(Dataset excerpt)
— begin —

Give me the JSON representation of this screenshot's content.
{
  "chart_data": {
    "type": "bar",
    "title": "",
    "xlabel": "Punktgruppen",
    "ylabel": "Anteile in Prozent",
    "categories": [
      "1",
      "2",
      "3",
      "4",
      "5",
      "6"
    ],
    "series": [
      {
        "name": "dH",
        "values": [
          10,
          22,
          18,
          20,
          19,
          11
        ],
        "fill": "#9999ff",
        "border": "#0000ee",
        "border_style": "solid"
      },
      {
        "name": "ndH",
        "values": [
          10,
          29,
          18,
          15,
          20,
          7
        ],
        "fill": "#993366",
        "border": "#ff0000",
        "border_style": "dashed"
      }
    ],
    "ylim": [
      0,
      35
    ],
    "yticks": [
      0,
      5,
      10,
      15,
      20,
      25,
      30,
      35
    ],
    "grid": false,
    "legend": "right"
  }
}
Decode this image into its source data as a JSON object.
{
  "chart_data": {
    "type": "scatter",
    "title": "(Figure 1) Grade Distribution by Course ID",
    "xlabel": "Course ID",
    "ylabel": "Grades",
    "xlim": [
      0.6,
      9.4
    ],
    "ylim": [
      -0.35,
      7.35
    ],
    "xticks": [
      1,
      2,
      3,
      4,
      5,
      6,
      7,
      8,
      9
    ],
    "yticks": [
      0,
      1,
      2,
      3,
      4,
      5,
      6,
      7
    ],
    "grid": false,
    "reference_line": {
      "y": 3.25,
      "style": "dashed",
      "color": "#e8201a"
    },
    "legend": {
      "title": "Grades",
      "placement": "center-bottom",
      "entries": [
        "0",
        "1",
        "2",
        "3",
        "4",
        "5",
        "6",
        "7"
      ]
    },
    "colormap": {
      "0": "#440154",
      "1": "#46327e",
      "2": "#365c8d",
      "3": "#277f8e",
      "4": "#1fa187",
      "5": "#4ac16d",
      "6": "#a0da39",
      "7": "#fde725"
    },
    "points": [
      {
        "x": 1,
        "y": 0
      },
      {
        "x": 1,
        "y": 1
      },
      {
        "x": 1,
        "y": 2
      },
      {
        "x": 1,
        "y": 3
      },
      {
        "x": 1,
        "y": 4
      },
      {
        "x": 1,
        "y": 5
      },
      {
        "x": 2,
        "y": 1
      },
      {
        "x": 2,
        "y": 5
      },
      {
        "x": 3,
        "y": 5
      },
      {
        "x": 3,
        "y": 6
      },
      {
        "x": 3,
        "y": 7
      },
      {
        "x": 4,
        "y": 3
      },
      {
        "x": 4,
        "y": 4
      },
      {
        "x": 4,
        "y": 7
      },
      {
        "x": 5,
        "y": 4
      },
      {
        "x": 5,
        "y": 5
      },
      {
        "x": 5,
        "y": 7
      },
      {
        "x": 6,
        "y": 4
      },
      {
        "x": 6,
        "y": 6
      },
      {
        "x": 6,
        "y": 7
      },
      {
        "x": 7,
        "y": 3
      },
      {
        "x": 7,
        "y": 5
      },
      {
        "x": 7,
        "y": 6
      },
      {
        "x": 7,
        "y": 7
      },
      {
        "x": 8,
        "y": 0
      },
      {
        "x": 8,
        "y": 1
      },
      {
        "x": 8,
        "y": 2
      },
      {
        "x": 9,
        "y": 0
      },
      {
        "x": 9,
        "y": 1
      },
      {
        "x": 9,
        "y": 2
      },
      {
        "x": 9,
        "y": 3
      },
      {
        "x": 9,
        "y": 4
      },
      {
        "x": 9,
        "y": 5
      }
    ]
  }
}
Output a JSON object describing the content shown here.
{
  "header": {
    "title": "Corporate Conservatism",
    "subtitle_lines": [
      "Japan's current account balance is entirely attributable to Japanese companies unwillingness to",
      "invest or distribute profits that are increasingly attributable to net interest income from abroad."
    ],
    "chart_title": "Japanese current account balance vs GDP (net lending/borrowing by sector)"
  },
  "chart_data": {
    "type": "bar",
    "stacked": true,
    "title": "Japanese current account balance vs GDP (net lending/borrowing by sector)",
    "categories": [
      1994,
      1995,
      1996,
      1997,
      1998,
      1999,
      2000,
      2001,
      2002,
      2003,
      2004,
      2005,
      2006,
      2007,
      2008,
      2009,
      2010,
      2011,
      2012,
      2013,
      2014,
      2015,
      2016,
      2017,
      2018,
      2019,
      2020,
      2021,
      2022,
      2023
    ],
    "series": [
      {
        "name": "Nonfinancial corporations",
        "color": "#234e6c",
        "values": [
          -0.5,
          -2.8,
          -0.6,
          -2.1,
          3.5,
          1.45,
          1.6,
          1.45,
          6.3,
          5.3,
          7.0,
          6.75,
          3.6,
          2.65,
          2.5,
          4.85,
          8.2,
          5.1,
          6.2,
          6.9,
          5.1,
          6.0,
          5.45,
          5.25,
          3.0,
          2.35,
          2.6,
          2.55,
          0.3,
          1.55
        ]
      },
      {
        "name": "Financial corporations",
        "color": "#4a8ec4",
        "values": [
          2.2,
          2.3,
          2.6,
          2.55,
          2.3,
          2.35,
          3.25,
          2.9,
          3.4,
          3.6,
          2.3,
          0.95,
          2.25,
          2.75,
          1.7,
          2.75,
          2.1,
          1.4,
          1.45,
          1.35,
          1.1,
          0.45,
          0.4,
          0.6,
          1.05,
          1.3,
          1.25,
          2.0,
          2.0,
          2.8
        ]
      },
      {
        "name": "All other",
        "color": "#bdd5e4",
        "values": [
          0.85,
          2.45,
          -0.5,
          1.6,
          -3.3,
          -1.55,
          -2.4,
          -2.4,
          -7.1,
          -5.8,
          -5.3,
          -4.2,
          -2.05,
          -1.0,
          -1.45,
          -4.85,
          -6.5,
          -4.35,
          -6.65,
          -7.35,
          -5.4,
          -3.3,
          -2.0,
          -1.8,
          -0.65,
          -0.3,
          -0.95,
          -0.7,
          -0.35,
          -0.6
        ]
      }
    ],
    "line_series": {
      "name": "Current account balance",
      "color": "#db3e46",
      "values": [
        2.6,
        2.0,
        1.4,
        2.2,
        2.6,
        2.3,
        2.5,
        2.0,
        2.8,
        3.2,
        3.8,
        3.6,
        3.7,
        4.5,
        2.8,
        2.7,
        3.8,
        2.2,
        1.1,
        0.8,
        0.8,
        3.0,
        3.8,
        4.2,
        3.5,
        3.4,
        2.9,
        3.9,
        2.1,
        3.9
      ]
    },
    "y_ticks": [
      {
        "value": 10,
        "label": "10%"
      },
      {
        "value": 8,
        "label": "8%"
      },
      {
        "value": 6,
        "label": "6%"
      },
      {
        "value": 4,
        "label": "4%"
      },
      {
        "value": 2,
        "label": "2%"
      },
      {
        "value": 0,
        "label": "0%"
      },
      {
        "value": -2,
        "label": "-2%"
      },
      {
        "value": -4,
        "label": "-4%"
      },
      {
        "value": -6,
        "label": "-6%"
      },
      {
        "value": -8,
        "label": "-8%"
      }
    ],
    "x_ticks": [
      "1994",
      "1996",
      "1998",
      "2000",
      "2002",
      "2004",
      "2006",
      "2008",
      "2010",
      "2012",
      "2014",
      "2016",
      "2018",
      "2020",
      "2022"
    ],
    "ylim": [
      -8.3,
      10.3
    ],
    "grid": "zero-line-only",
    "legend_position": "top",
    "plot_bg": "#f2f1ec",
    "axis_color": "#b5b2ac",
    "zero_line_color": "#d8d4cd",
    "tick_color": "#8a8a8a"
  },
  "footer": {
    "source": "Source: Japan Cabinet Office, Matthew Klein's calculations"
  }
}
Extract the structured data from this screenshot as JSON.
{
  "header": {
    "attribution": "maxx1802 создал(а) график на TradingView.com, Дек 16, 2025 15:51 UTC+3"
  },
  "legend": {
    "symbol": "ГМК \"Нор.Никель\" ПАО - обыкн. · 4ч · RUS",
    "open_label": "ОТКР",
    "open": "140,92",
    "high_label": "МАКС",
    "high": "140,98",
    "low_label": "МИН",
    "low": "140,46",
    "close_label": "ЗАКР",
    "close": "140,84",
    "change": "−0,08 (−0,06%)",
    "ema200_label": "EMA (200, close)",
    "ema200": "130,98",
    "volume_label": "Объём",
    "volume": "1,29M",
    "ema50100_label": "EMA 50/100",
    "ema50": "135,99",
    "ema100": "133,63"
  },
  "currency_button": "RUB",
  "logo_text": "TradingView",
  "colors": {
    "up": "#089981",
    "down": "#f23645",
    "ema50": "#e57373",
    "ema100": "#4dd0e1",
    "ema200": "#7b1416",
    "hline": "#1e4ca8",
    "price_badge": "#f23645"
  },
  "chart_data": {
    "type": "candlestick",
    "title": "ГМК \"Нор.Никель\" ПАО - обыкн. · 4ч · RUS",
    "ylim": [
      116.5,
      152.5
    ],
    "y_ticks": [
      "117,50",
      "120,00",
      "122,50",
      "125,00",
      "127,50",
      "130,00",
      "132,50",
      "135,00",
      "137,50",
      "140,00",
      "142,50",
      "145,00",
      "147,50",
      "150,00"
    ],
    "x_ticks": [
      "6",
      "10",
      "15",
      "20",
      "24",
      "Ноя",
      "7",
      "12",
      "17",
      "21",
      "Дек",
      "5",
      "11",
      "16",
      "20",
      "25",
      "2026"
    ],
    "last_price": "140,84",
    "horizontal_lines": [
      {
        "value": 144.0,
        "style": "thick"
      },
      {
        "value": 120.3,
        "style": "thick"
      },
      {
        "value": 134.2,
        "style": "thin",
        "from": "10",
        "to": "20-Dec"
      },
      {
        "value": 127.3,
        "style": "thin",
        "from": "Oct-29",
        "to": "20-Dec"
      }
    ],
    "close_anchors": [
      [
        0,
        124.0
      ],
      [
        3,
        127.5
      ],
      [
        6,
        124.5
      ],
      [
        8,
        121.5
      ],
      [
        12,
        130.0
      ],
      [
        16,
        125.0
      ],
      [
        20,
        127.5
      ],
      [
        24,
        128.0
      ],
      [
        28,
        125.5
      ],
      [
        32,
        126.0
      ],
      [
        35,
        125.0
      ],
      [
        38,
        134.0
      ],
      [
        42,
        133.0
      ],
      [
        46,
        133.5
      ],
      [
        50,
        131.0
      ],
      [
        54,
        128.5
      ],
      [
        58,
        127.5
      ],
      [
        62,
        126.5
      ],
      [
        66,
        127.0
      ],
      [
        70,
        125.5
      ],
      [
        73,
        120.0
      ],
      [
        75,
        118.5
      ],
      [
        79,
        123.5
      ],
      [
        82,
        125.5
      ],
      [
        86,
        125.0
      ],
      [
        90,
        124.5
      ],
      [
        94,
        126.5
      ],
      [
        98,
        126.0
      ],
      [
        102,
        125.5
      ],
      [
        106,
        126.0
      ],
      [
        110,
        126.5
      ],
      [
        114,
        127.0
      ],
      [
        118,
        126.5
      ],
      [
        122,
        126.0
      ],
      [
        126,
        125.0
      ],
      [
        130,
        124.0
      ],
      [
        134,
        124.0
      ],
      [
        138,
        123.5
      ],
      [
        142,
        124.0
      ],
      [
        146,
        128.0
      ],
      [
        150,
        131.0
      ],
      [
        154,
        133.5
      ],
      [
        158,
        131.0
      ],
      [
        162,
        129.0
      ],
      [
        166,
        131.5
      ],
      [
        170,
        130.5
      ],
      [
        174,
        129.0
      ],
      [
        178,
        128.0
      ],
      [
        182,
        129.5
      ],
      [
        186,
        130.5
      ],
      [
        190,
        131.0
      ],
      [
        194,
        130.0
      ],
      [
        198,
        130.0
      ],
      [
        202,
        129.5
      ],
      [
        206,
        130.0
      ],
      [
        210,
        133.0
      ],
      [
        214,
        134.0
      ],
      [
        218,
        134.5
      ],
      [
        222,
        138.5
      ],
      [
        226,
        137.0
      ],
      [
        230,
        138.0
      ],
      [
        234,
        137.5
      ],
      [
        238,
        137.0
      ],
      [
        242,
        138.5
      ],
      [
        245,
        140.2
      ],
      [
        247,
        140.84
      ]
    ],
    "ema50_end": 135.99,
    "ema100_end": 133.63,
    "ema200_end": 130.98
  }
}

— end —

◆ Given instruction: Out of the material above, select every line that holds the string "attributable".

◆ Expected output:
      "Japan's current account balance is entirely attributable to Japanese companies unwillingness to",
      "invest or distribute profits that are increasingly attributable to net interest income from abroad."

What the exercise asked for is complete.